__EXCERPTED TEXT__:
Charlotte Stewart needs to write a 300-page explanation for why she sent the kids home from the one-room schoolhouse in one of those classic Minnesota blizzards. What lessons did she learn from that tragedy? It can be called Teaching Miss Beadle. Harriet Oleson, otherwise known as Katherine MacGregor, seems like the perfect candidate for a parenting book. Something about the best way to raise a serial killer. On the book's cover, she can be holding Nels Oleson's testicles in a bag from the Mercantile.
Little House on the Prairie went off the air in the early 1980s. Star Michael Landon has been dead for 19 years. Yet the show lives on, in DVDs, reruns and the memories of fans and tourists who travel through southwestern Minnesota searching for the mountain Laura ran away to in one memorable, if utterly implausible, episode. But the show also lives on in literature. Or at least in the bizarre world of celebrity tell-alls.

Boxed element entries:
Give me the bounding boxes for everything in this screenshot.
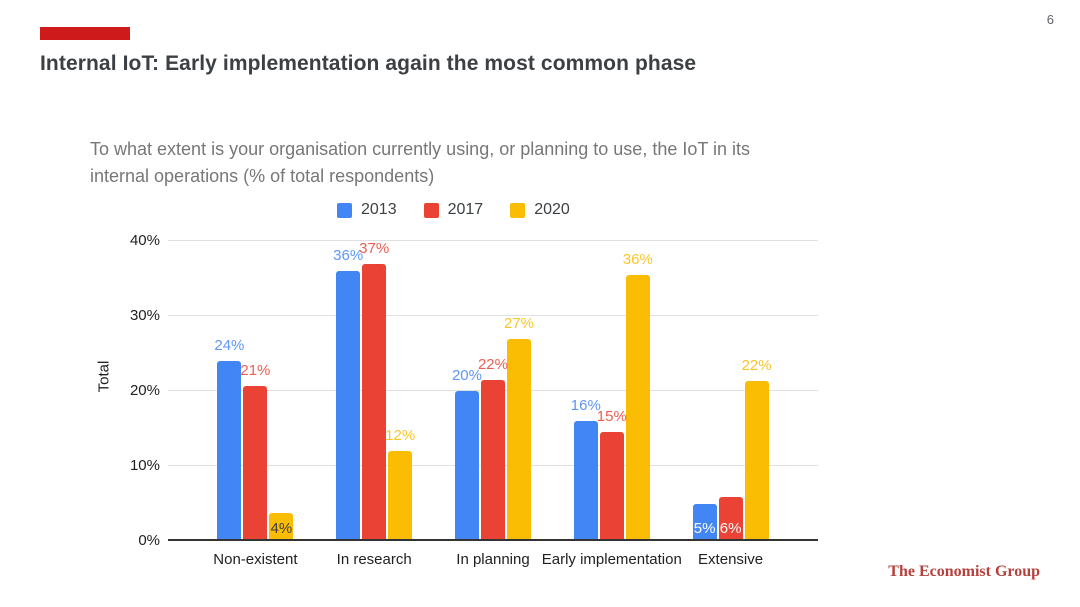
legend-label: 2017 bbox=[447, 201, 484, 218]
x-axis-line bbox=[168, 539, 818, 541]
y-tick-label: 0% bbox=[138, 532, 160, 549]
page-title: Internal IoT: Early implementation again… bbox=[40, 52, 697, 75]
bar-value-label: 4% bbox=[270, 520, 293, 537]
x-category-label: Early implementation bbox=[541, 551, 682, 568]
bar-group-early-implementation: 16% 15% 36% Early implementation bbox=[542, 241, 682, 568]
bar-value-label: 20% bbox=[451, 367, 482, 384]
page-number: 6 bbox=[1046, 12, 1054, 27]
bar-value-label: 22% bbox=[477, 355, 508, 373]
x-category-label: In research bbox=[336, 551, 412, 568]
bar-2020: 4% bbox=[269, 513, 294, 541]
legend-item-2017: 2017 bbox=[423, 201, 484, 219]
accent-bar bbox=[40, 27, 130, 40]
bar-value-label: 37% bbox=[359, 239, 390, 257]
legend-label: 2013 bbox=[361, 201, 397, 218]
bar-2013: 36% bbox=[333, 247, 363, 541]
legend-label: 2020 bbox=[534, 201, 570, 218]
y-tick-label: 40% bbox=[129, 232, 160, 249]
bar-2017: 22% bbox=[478, 356, 508, 541]
bar-value-label: 15% bbox=[596, 407, 627, 425]
chart-legend: 2013 2017 2020 bbox=[337, 201, 570, 219]
gridline bbox=[168, 315, 818, 316]
bar-2017: 6% bbox=[718, 496, 743, 541]
bar-value-label: 36% bbox=[333, 247, 364, 264]
bar-2013: 5% bbox=[692, 503, 717, 541]
bar-2017: 37% bbox=[359, 240, 389, 541]
bar-value-label: 5% bbox=[693, 520, 716, 537]
y-tick-label: 30% bbox=[129, 307, 160, 324]
bar-2013: 20% bbox=[452, 367, 482, 541]
legend-item-2013: 2013 bbox=[337, 201, 397, 219]
x-category-label: In planning bbox=[456, 551, 530, 568]
bar-group-in-planning: 20% 22% 27% In planning bbox=[434, 241, 553, 569]
bar-value-label: 36% bbox=[622, 250, 653, 268]
plot-area: 0% 10% 20% 30% 40% 24% 21% 4% Non-existent 36% 37%… bbox=[130, 232, 818, 569]
bar-2020: 36% bbox=[623, 251, 653, 541]
legend-swatch-2017 bbox=[423, 202, 439, 218]
bar-group-non-existent: 24% 21% 4% Non-existent bbox=[196, 241, 315, 568]
bar-value-label: 27% bbox=[503, 314, 534, 332]
bar-group-in-research: 36% 37% 12% In research bbox=[315, 240, 434, 569]
bar-value-label: 24% bbox=[214, 337, 245, 354]
bar-value-label: 16% bbox=[570, 397, 601, 414]
bar-2017: 21% bbox=[240, 362, 270, 541]
bar-group-extensive: 5% 6% 22% Extensive bbox=[671, 241, 790, 568]
chart-question: To what extent is your organisation curr… bbox=[90, 139, 751, 186]
bar-value-label: 22% bbox=[741, 357, 772, 375]
bar-2020: 22% bbox=[742, 357, 772, 541]
bar-value-label: 21% bbox=[240, 361, 271, 379]
economist-group-logo: The Economist Group bbox=[888, 563, 1040, 580]
legend-item-2020: 2020 bbox=[510, 201, 570, 219]
y-tick-label: 20% bbox=[129, 382, 160, 399]
bar-2013: 24% bbox=[214, 337, 244, 541]
x-category-label: Extensive bbox=[698, 551, 764, 568]
bar-2020: 12% bbox=[385, 427, 415, 541]
bar-value-label: 6% bbox=[719, 520, 742, 537]
legend-swatch-2020 bbox=[510, 202, 526, 218]
bar-groups: 24% 21% 4% Non-existent 36% 37% 12% In research… bbox=[168, 240, 818, 569]
bar-2013: 16% bbox=[571, 397, 601, 541]
y-tick-label: 10% bbox=[129, 457, 160, 474]
x-category-label: Non-existent bbox=[213, 551, 298, 568]
legend-swatch-2013 bbox=[337, 202, 352, 218]
bar-value-label: 12% bbox=[385, 427, 416, 444]
gridline bbox=[168, 240, 818, 241]
bar-2020: 27% bbox=[504, 315, 534, 541]
bar-2017: 15% bbox=[597, 408, 627, 541]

__EXERCISES__:
1. Answer these questions from the Little House on the Prairie text:
(a) By what other name is Harriet Oleson known?
(b) When did the show go off the air?
(c) For how many years has Michael Landon been dead?
2. Decide whether each statement agrees with the Little House on the Prairie text, giving yes or no and quoting the words that settle it.
(a) The suggested title for Charlotte Stewart's book is Teaching Miss Beadle.
(b) Fans and tourists travel through northeastern Minnesota.
(c) The schoolhouse mentioned in the first paragraph had several rooms.
3. Please translate this sentence from the Little House on the Prairie text into Spanish: "Star Michael Landon has been dead for 19 years."

__ANSWERS FOR THE EXERCISE__:
1.
(a) Katherine MacGregor
(b) In the early 1980s
(c) 19 years

2.
(a) Yes: "It can be called Teaching Miss Beadle."
(b) No: "travel through southwestern Minnesota"
(c) No: "the one-room schoolhouse"

3. El protagonista, Michael Landon, lleva muerto 19 años.